TASK GOAL:
For each line below that includes the word "link", make a copy.

DATA LINES:

|---|

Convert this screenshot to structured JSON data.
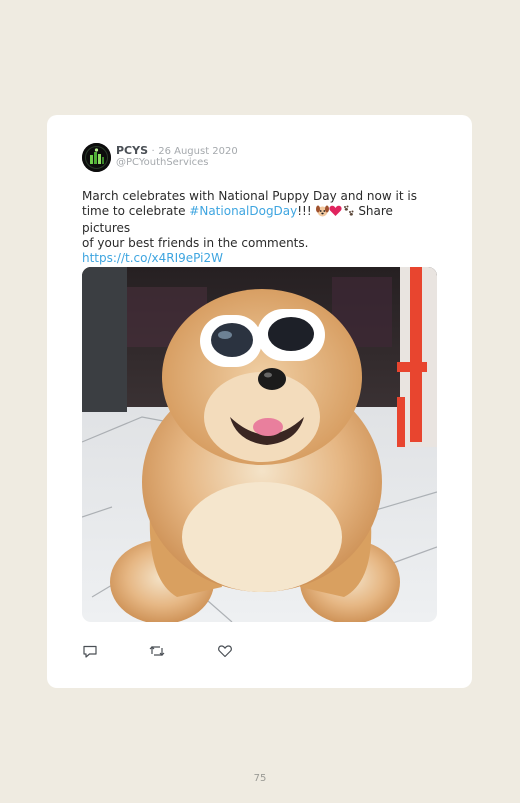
{
  "tweet": {
    "name": "PCYS",
    "separator": "·",
    "date": "26 August 2020",
    "handle": "@PCYouthServices",
    "text_line1": "March celebrates with National Puppy Day and now it is",
    "text_part_before_hashtag": "time to celebrate ",
    "hashtag": "#NationalDogDay",
    "text_after_hashtag": "!!! ",
    "text_after_emoji": " Share pictures",
    "text_line3": "of your best friends in the comments.",
    "link": "https://t.co/x4RI9ePi2W",
    "emojis": [
      "dog-face-icon",
      "red-heart-icon",
      "paw-prints-icon"
    ],
    "image": "chow-chow-dog-with-white-sunglasses"
  },
  "actions": {
    "reply_icon": "reply-icon",
    "retweet_icon": "retweet-icon",
    "like_icon": "heart-icon"
  },
  "page": {
    "number": "75"
  },
  "colors": {
    "background": "#efebe1",
    "card": "#ffffff",
    "link": "#3ea5e0",
    "muted": "#a5a9ad"
  }
}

|---|

OUTPUT FOR THIS EXERCISE:
    "link": "https://t.co/x4RI9ePi2W",
    "link": "#3ea5e0",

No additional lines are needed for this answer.